# Stored rows

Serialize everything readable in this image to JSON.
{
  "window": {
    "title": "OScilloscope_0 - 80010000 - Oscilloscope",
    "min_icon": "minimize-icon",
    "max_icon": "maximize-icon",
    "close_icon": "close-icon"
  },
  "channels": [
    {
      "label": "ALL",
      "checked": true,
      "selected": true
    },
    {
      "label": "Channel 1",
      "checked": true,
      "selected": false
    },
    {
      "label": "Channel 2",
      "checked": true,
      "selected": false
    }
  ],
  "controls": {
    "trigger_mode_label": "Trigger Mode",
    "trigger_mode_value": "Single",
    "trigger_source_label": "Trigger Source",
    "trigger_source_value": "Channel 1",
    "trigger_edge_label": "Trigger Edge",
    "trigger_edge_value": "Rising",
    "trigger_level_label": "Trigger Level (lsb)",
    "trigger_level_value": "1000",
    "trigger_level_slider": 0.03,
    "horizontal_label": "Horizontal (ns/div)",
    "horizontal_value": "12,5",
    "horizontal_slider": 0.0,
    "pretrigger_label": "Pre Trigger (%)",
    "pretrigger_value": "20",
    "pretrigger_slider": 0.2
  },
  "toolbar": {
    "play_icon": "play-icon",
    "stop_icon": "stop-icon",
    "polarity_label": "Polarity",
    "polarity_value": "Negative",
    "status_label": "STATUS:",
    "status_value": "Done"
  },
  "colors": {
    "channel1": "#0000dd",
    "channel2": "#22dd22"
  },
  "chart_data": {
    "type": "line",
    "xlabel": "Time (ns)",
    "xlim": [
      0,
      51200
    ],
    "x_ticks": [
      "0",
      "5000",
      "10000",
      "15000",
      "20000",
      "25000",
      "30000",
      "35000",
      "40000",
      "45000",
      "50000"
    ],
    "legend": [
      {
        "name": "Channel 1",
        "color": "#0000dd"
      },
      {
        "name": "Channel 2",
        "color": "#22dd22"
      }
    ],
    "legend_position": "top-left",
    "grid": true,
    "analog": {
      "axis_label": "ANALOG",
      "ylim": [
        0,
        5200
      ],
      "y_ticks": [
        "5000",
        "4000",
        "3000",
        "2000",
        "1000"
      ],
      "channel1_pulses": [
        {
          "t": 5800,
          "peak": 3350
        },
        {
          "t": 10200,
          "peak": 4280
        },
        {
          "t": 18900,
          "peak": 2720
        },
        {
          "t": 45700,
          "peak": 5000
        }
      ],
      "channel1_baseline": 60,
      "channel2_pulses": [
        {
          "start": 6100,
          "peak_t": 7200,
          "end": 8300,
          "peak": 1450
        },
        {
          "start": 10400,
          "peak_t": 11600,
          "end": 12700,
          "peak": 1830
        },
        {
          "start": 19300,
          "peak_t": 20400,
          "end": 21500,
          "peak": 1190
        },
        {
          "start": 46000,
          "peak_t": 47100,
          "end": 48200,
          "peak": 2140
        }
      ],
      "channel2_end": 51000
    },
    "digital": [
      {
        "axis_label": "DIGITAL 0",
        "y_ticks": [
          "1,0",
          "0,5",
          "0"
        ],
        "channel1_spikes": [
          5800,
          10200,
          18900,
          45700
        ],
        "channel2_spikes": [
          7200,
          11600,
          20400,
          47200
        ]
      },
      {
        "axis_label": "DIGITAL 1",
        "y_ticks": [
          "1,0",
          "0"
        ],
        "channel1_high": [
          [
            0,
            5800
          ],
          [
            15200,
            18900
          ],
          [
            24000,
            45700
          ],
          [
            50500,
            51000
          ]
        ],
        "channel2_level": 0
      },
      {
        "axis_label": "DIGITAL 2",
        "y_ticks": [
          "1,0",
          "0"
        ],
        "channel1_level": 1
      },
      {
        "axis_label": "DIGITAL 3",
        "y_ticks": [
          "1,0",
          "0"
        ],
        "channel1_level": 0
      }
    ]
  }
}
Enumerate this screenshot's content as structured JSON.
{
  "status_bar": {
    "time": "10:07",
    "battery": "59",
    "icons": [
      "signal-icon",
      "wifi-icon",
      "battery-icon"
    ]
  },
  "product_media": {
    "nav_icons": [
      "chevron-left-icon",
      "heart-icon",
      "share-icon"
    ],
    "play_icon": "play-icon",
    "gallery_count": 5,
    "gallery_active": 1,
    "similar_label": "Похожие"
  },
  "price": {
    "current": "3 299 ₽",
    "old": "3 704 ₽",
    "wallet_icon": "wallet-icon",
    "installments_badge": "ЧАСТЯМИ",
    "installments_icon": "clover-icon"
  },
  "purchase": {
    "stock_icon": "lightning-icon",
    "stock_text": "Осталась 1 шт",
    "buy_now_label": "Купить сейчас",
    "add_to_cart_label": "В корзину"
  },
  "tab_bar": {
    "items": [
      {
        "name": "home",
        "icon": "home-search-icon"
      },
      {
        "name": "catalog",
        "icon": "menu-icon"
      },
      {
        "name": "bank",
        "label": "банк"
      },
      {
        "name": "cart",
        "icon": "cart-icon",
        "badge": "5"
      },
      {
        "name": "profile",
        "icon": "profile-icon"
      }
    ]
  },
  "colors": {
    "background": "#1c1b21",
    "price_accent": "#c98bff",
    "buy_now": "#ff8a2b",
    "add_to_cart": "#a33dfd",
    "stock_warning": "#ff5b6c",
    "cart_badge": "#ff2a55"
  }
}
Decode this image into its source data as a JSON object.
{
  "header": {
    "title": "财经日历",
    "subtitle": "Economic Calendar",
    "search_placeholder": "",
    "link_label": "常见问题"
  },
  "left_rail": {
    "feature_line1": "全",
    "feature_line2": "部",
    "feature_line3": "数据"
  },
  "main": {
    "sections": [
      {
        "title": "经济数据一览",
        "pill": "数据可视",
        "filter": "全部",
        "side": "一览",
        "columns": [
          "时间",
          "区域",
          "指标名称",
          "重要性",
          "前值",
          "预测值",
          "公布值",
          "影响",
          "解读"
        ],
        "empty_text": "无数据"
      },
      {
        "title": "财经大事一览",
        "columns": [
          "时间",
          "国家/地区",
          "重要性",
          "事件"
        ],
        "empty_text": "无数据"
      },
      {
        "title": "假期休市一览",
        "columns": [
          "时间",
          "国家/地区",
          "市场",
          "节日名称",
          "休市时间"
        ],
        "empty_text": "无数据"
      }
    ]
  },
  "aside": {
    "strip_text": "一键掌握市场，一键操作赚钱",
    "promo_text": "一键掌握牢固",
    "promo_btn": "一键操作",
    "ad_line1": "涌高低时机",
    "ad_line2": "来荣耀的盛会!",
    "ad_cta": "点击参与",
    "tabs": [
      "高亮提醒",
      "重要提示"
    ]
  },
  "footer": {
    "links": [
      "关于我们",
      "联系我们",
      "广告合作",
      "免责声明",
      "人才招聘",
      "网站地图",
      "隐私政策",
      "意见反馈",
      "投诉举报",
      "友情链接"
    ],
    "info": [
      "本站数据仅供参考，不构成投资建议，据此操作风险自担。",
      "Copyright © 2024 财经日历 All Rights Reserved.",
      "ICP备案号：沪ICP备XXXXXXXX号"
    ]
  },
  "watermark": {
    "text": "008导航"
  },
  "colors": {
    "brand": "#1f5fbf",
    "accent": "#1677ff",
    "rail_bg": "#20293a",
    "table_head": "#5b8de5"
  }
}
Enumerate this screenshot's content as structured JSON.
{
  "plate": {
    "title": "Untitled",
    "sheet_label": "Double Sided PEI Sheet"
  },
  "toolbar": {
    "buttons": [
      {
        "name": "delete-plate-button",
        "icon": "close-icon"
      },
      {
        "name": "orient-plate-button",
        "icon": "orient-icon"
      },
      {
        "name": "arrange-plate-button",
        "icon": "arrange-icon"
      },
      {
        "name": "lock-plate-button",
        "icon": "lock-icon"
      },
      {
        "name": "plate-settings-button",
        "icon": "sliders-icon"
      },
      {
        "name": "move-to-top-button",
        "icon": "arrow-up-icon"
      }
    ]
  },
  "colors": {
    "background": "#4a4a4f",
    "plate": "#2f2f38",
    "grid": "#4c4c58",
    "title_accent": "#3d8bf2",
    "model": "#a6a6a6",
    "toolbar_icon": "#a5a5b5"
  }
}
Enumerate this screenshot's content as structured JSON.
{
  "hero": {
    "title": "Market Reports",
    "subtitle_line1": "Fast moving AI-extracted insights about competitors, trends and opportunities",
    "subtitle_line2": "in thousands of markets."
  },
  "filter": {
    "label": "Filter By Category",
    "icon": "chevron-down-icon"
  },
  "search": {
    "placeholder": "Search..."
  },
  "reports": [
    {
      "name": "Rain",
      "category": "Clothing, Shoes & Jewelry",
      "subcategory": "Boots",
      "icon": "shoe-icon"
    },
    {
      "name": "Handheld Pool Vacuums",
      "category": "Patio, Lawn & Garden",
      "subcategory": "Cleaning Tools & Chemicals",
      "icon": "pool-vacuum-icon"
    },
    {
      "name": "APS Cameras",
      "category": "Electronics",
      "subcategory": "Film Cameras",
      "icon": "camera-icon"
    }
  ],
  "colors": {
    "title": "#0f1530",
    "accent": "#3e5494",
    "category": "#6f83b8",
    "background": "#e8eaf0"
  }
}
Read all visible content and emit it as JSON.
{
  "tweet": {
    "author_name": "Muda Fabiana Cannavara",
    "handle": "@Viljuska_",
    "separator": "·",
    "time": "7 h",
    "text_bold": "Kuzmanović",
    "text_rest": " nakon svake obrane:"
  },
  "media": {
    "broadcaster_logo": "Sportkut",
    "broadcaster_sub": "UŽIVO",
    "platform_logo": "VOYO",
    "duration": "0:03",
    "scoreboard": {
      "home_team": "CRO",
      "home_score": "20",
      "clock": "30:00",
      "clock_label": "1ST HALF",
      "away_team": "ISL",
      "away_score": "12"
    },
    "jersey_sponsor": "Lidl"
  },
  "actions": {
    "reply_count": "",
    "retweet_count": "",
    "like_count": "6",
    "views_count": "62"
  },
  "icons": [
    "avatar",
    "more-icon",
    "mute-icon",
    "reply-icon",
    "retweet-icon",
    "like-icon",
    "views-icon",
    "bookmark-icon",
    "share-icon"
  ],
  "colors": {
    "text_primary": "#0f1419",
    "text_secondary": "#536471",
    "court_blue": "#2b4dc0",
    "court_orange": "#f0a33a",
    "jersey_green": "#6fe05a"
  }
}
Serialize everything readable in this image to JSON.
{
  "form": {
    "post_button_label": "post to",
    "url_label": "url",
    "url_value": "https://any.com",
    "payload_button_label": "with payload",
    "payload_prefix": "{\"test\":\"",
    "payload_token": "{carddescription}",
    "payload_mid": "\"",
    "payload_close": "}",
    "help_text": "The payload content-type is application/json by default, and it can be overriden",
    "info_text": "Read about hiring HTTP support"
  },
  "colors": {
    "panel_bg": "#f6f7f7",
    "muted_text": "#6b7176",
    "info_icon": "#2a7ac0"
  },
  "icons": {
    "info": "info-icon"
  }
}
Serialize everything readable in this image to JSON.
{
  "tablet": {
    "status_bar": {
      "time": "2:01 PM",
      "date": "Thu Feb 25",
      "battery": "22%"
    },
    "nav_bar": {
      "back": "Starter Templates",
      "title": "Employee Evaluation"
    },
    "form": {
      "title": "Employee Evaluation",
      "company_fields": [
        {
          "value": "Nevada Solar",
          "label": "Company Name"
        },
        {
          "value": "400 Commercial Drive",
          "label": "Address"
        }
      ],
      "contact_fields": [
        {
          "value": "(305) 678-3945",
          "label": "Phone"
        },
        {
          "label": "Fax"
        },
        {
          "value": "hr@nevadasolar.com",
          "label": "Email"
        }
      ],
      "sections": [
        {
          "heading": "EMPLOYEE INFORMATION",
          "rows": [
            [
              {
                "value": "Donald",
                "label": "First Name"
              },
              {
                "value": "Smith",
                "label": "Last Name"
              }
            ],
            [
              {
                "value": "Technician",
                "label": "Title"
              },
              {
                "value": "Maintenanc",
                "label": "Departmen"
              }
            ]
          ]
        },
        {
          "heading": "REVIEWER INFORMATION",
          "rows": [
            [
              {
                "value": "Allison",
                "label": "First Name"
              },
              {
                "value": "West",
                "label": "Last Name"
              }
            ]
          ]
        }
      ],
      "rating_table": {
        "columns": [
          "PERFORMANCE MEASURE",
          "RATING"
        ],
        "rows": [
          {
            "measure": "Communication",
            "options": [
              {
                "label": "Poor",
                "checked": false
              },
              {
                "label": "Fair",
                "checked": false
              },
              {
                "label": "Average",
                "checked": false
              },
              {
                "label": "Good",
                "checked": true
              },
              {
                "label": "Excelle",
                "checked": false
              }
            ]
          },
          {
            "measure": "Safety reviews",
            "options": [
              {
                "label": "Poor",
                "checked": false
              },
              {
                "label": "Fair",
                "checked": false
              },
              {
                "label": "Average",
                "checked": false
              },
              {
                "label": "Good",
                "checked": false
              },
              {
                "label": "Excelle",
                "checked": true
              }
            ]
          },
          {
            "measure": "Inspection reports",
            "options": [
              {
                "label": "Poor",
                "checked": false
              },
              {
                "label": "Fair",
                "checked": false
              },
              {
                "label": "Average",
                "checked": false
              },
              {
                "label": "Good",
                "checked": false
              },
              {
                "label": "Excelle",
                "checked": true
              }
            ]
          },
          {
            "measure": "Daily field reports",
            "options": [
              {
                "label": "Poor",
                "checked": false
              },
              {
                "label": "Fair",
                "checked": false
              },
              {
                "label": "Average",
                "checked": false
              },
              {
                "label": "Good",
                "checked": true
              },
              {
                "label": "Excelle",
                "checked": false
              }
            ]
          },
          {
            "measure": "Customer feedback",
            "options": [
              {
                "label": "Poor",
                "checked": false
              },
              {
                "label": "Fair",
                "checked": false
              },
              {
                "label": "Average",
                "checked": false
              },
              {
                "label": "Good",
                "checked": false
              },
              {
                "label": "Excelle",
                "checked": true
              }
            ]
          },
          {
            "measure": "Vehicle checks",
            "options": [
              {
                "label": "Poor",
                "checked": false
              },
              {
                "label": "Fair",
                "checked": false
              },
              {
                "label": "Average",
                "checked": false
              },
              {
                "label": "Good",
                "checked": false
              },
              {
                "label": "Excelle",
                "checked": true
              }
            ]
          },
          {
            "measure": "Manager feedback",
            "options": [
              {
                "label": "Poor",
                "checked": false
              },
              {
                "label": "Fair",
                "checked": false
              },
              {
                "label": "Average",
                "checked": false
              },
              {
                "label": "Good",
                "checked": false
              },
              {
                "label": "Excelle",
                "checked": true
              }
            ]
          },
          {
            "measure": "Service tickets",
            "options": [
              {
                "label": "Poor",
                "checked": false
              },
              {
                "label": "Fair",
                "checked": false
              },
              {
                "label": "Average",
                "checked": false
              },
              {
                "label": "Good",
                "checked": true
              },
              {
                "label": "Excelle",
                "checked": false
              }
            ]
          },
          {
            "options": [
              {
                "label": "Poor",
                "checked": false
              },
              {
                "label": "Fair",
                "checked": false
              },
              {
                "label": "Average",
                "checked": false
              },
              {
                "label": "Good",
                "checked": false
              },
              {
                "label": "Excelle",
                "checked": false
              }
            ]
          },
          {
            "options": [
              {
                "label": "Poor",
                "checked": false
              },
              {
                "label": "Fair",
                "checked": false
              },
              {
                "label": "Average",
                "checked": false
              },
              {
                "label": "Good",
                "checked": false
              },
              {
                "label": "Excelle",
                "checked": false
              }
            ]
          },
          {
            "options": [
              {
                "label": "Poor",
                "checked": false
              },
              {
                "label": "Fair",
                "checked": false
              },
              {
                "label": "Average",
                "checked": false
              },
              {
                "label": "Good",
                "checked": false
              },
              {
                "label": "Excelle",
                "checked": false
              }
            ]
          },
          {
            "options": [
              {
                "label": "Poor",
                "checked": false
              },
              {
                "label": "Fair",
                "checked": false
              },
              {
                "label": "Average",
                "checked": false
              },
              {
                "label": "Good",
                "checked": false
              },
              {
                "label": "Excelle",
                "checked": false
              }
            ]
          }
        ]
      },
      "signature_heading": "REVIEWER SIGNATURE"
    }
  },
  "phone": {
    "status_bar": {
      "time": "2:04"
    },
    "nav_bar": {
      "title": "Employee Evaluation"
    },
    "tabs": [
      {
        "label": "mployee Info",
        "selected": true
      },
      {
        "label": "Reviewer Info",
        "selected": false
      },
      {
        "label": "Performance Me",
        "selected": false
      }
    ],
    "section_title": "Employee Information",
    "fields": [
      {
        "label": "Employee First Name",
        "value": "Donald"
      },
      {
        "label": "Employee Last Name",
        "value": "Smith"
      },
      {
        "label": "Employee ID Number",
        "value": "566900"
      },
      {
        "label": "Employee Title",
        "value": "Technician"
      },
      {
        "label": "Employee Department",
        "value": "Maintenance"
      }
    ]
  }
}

# What is being asked
Extract lines where the string "type" occurs.

# Final result
    "type": "line",
    "help_text": "The payload content-type is application/json by default, and it can be overriden",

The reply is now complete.